• PROBLEM: Carry none of the pictures over; set down the material below exactly.

• MATERIAL SUPPLIED:
-------------------------

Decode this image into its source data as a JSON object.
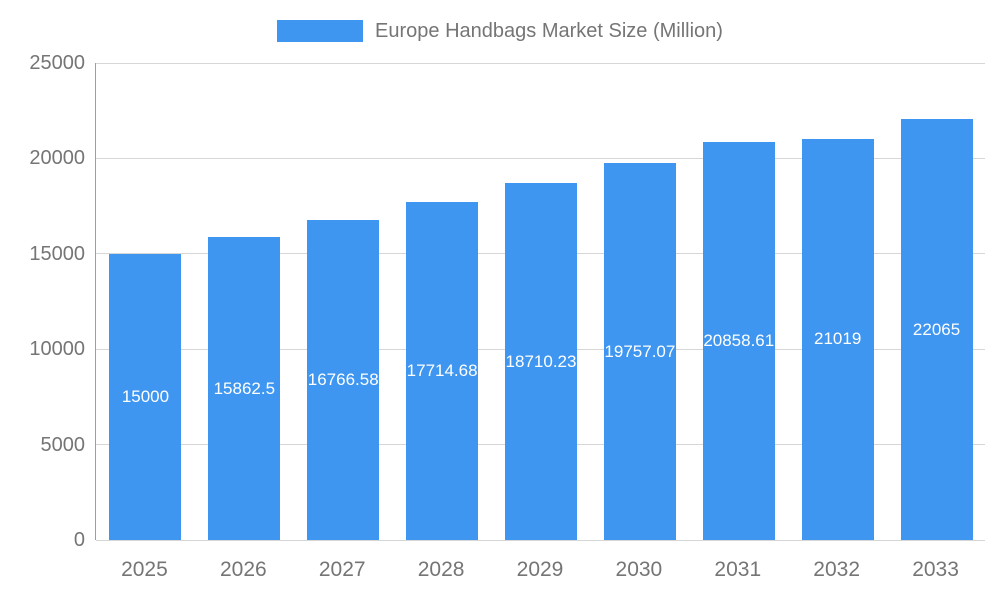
{
  "chart_data": {
    "type": "bar",
    "title": "Europe Handbags Market Size (Million)",
    "categories": [
      "2025",
      "2026",
      "2027",
      "2028",
      "2029",
      "2030",
      "2031",
      "2032",
      "2033"
    ],
    "values": [
      15000,
      15862.5,
      16766.58,
      17714.68,
      18710.23,
      19757.07,
      20858.61,
      21019,
      22065
    ],
    "bar_value_labels": [
      "15000",
      "15862.5",
      "16766.58",
      "17714.68",
      "18710.23",
      "19757.07",
      "20858.61",
      "21019",
      "22065"
    ],
    "xlabel": "",
    "ylabel": "",
    "ylim": [
      0,
      25000
    ],
    "yticks": [
      0,
      5000,
      10000,
      15000,
      20000,
      25000
    ],
    "grid": true,
    "legend_position": "top-center",
    "bar_color": "#3E96F0",
    "bar_value_label_color": "#ffffff",
    "axis_text_color": "#757575"
  }
}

-------------------------

• WORKED SOLUTION:
Decode this image into its source data as a JSON object.
{
  "chart_data": {
    "type": "bar",
    "title": "Europe Handbags Market Size (Million)",
    "categories": [
      "2025",
      "2026",
      "2027",
      "2028",
      "2029",
      "2030",
      "2031",
      "2032",
      "2033"
    ],
    "values": [
      15000,
      15862.5,
      16766.58,
      17714.68,
      18710.23,
      19757.07,
      20858.61,
      21019,
      22065
    ],
    "bar_value_labels": [
      "15000",
      "15862.5",
      "16766.58",
      "17714.68",
      "18710.23",
      "19757.07",
      "20858.61",
      "21019",
      "22065"
    ],
    "xlabel": "",
    "ylabel": "",
    "ylim": [
      0,
      25000
    ],
    "yticks": [
      0,
      5000,
      10000,
      15000,
      20000,
      25000
    ],
    "grid": true,
    "legend_position": "top-center",
    "bar_color": "#3E96F0",
    "bar_value_label_color": "#ffffff",
    "axis_text_color": "#757575"
  }
}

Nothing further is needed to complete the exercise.